## BEGIN

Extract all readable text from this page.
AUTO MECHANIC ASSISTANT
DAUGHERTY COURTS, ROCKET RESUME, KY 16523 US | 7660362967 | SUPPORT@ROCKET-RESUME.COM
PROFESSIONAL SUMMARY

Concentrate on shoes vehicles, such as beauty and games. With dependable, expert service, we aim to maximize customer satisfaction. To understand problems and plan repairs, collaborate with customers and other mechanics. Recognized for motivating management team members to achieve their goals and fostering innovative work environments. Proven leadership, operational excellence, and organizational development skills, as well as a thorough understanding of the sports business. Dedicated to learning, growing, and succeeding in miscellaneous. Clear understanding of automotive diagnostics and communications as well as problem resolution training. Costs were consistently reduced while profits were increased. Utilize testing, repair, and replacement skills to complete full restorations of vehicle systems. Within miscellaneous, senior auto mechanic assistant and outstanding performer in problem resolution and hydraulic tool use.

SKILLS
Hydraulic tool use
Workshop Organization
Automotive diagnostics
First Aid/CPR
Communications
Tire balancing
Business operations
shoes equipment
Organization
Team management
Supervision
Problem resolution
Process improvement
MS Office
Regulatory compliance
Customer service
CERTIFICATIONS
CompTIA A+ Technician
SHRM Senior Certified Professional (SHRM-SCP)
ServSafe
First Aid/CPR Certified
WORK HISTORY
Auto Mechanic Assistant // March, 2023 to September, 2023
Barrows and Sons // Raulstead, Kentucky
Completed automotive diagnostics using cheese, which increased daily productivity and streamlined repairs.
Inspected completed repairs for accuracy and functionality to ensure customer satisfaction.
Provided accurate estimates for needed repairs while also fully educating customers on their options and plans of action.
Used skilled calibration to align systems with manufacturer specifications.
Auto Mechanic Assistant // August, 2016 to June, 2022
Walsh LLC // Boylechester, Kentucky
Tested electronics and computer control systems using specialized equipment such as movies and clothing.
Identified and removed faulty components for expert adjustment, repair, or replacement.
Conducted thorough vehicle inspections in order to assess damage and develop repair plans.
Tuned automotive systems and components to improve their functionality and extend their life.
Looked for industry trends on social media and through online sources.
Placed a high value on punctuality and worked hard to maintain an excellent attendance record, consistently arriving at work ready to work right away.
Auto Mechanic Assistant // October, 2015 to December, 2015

## END

TASK TO CARRY OUT: Go through the listing and copy all of it exactly.

WRITTEN SOLUTION:
Extract all readable text from this page.
AUTO MECHANIC ASSISTANT
DAUGHERTY COURTS, ROCKET RESUME, KY 16523 US | 7660362967 | SUPPORT@ROCKET-RESUME.COM
PROFESSIONAL SUMMARY

Concentrate on shoes vehicles, such as beauty and games. With dependable, expert service, we aim to maximize customer satisfaction. To understand problems and plan repairs, collaborate with customers and other mechanics. Recognized for motivating management team members to achieve their goals and fostering innovative work environments. Proven leadership, operational excellence, and organizational development skills, as well as a thorough understanding of the sports business. Dedicated to learning, growing, and succeeding in miscellaneous. Clear understanding of automotive diagnostics and communications as well as problem resolution training. Costs were consistently reduced while profits were increased. Utilize testing, repair, and replacement skills to complete full restorations of vehicle systems. Within miscellaneous, senior auto mechanic assistant and outstanding performer in problem resolution and hydraulic tool use.

SKILLS
Hydraulic tool use
Workshop Organization
Automotive diagnostics
First Aid/CPR
Communications
Tire balancing
Business operations
shoes equipment
Organization
Team management
Supervision
Problem resolution
Process improvement
MS Office
Regulatory compliance
Customer service
CERTIFICATIONS
CompTIA A+ Technician
SHRM Senior Certified Professional (SHRM-SCP)
ServSafe
First Aid/CPR Certified
WORK HISTORY
Auto Mechanic Assistant // March, 2023 to September, 2023
Barrows and Sons // Raulstead, Kentucky
Completed automotive diagnostics using cheese, which increased daily productivity and streamlined repairs.
Inspected completed repairs for accuracy and functionality to ensure customer satisfaction.
Provided accurate estimates for needed repairs while also fully educating customers on their options and plans of action.
Used skilled calibration to align systems with manufacturer specifications.
Auto Mechanic Assistant // August, 2016 to June, 2022
Walsh LLC // Boylechester, Kentucky
Tested electronics and computer control systems using specialized equipment such as movies and clothing.
Identified and removed faulty components for expert adjustment, repair, or replacement.
Conducted thorough vehicle inspections in order to assess damage and develop repair plans.
Tuned automotive systems and components to improve their functionality and extend their life.
Looked for industry trends on social media and through online sources.
Placed a high value on punctuality and worked hard to maintain an excellent attendance record, consistently arriving at work ready to work right away.
Auto Mechanic Assistant // October, 2015 to December, 2015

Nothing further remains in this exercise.